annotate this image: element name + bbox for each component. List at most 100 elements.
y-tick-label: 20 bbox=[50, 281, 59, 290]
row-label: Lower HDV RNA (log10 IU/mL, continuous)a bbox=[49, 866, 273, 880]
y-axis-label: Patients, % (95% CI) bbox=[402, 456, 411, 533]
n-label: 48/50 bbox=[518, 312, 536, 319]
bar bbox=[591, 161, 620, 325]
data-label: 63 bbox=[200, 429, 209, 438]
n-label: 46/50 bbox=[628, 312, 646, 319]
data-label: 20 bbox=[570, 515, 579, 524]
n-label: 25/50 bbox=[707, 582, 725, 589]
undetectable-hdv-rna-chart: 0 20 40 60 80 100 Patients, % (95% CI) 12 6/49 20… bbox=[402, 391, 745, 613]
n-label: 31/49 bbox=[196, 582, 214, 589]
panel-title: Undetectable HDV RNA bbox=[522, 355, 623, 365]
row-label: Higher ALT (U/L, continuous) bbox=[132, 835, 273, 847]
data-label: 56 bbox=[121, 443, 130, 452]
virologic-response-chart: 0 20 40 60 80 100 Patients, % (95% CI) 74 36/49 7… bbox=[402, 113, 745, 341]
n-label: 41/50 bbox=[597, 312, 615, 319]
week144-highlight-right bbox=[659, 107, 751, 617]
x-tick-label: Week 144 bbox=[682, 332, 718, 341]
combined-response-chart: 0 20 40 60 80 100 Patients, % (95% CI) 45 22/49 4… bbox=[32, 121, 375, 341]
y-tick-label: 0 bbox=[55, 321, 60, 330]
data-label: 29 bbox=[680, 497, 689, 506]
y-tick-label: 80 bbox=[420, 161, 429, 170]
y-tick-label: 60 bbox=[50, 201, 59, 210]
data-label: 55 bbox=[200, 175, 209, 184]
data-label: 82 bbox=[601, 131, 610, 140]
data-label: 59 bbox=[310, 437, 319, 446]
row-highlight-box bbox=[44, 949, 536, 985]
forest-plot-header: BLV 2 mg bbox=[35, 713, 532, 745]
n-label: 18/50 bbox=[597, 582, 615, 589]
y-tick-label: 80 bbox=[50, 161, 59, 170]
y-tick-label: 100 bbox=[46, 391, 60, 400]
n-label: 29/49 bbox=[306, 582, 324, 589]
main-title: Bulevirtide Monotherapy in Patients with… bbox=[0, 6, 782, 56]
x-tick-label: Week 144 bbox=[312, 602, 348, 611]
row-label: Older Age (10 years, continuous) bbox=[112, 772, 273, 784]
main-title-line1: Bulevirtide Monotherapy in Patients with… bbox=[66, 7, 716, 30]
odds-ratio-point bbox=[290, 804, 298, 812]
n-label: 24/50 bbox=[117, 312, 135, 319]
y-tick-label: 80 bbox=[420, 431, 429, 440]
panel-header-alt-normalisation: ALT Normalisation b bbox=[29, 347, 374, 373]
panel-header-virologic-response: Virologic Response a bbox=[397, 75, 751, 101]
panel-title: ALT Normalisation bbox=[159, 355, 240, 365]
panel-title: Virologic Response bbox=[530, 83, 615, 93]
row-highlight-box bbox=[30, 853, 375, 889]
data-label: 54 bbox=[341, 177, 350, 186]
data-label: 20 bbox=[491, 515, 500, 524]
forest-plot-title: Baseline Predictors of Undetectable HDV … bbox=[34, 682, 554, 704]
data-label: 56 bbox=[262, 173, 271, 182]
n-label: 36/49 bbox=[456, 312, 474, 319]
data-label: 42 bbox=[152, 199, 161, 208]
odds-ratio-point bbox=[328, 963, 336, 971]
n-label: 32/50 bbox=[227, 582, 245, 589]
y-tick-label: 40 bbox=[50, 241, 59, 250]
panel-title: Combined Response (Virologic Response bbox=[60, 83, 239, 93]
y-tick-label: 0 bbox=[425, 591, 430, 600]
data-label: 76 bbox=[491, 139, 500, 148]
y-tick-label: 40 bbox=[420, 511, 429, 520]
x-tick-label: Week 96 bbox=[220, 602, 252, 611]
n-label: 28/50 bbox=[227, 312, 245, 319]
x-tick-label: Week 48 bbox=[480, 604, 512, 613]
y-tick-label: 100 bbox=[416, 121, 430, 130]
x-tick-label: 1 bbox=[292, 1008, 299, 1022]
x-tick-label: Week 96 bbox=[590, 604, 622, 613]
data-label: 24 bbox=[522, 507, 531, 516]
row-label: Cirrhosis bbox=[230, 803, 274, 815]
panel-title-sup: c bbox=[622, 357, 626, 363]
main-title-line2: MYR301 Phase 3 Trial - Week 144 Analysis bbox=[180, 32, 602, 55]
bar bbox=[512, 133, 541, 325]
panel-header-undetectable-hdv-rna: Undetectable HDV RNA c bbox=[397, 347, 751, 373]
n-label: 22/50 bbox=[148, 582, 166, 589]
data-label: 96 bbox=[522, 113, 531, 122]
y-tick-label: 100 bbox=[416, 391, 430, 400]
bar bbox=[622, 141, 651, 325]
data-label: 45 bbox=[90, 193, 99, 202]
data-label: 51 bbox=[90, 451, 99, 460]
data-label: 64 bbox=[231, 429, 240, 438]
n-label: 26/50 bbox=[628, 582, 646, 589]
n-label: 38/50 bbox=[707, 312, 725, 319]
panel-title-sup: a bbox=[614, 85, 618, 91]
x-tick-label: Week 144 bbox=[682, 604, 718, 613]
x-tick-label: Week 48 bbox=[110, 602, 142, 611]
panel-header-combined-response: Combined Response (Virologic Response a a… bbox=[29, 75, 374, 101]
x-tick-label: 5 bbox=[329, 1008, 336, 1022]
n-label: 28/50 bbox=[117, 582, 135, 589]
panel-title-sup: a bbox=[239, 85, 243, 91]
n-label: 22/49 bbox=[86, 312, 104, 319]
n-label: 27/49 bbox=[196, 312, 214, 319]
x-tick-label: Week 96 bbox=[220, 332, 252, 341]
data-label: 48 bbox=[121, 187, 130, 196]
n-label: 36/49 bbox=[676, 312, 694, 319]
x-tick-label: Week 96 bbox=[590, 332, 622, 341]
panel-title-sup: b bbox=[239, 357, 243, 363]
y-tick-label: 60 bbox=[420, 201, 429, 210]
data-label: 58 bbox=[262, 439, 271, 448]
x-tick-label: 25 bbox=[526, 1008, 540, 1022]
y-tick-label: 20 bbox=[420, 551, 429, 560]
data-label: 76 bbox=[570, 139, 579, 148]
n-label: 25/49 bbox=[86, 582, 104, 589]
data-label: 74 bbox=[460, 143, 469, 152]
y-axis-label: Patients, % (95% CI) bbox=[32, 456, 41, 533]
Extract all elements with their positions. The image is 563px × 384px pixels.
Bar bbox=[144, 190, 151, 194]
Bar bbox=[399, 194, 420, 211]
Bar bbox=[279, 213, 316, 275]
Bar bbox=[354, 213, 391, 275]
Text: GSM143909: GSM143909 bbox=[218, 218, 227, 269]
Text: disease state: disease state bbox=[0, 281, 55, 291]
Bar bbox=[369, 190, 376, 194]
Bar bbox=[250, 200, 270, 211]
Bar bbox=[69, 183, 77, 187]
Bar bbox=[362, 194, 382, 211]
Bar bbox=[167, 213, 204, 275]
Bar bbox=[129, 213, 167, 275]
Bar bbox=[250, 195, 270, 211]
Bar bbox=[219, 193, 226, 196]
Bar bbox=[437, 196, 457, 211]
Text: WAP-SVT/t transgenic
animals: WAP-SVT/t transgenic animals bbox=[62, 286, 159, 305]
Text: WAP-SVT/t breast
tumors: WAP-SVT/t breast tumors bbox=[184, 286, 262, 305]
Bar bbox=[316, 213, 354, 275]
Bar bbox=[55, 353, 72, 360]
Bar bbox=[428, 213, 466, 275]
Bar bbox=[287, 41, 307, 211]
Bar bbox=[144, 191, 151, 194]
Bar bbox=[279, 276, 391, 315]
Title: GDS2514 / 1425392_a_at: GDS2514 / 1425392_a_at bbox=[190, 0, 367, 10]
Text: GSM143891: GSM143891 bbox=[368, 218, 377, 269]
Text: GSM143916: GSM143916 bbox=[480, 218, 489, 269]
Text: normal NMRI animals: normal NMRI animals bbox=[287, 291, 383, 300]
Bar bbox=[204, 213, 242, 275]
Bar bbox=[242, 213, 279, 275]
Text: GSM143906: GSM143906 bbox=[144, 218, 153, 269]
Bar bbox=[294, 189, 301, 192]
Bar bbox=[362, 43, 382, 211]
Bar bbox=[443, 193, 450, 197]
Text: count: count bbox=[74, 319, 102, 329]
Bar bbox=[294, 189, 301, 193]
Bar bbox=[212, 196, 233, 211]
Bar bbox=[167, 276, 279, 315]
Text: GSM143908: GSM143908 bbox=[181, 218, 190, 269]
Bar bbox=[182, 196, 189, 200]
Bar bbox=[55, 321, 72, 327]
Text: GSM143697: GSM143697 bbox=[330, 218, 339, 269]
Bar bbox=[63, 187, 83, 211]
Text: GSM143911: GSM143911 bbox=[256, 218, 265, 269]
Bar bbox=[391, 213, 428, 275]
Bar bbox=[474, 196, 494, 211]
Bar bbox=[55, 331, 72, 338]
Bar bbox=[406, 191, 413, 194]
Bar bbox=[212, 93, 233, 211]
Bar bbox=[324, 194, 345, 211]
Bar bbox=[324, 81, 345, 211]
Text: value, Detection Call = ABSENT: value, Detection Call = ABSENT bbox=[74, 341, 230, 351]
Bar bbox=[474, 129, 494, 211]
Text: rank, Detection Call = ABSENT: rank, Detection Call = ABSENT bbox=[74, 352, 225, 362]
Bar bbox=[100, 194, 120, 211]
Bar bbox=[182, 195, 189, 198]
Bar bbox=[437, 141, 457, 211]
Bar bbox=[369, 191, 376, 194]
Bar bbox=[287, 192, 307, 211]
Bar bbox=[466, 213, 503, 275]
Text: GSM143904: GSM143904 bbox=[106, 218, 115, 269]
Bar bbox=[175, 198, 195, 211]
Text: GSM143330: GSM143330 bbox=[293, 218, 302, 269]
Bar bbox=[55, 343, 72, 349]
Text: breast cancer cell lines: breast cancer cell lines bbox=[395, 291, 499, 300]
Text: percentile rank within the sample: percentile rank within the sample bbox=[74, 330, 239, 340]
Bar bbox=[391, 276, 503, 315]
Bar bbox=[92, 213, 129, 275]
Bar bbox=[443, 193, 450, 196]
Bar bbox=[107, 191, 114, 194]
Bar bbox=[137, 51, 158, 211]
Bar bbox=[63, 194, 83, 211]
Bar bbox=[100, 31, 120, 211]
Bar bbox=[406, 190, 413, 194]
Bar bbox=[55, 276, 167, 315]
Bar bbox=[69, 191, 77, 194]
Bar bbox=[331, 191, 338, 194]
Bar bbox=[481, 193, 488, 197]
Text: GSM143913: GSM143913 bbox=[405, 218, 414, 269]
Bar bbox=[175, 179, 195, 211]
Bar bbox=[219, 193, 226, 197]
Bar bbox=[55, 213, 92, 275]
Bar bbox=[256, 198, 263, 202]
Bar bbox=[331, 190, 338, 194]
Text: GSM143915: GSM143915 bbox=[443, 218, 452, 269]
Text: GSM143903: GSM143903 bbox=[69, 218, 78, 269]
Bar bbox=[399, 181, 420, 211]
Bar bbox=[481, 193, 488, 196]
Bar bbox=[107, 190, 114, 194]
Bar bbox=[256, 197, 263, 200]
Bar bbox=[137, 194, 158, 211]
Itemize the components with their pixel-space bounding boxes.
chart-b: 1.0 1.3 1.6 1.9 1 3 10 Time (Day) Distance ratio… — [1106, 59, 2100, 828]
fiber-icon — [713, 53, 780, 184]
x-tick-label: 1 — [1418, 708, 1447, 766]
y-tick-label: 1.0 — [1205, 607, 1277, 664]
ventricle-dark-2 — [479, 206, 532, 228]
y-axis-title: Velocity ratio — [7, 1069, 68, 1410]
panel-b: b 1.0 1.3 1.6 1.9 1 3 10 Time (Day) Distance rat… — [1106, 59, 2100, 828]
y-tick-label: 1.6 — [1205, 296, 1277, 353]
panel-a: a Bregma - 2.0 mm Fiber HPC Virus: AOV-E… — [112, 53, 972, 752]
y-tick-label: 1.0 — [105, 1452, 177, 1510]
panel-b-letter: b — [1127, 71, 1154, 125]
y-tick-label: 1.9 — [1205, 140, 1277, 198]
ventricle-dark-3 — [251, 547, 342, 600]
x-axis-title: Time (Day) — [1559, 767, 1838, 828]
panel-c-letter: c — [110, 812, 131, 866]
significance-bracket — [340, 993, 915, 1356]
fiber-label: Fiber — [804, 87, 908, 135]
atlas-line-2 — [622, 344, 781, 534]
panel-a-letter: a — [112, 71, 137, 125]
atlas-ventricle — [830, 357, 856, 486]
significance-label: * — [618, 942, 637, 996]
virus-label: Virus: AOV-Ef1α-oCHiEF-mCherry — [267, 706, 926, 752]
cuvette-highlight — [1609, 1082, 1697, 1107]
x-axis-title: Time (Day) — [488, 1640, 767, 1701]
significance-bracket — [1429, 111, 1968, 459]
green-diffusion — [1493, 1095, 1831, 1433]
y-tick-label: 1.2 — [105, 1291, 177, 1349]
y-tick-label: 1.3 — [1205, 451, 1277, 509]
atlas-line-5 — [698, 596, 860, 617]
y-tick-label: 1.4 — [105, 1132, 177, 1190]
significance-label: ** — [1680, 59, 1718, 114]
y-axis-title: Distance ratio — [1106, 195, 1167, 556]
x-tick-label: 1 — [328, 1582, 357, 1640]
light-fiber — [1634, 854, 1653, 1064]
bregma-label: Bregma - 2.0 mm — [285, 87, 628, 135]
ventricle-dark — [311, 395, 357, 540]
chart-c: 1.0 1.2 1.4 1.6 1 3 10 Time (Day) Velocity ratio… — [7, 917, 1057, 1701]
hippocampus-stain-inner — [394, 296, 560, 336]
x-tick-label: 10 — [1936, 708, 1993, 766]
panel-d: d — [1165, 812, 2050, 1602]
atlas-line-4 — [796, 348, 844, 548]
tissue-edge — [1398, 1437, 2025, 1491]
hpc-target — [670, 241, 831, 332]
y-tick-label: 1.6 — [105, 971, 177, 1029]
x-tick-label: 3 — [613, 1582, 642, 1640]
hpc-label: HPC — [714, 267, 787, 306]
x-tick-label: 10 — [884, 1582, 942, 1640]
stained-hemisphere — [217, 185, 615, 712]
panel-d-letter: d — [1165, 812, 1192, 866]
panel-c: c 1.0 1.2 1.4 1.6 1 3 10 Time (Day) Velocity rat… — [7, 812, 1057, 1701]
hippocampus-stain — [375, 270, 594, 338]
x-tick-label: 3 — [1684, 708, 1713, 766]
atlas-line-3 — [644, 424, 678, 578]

# # # #

▶ _ACTIVITY_: Report every line of the data in which "Virus" appears.

▶ _ANSWER AREA_:
panel-a: a Bregma - 2.0 mm Fiber HPC Virus: AOV-E… — [112, 53, 972, 752]
virus-label: Virus: AOV-Ef1α-oCHiEF-mCherry — [267, 706, 926, 752]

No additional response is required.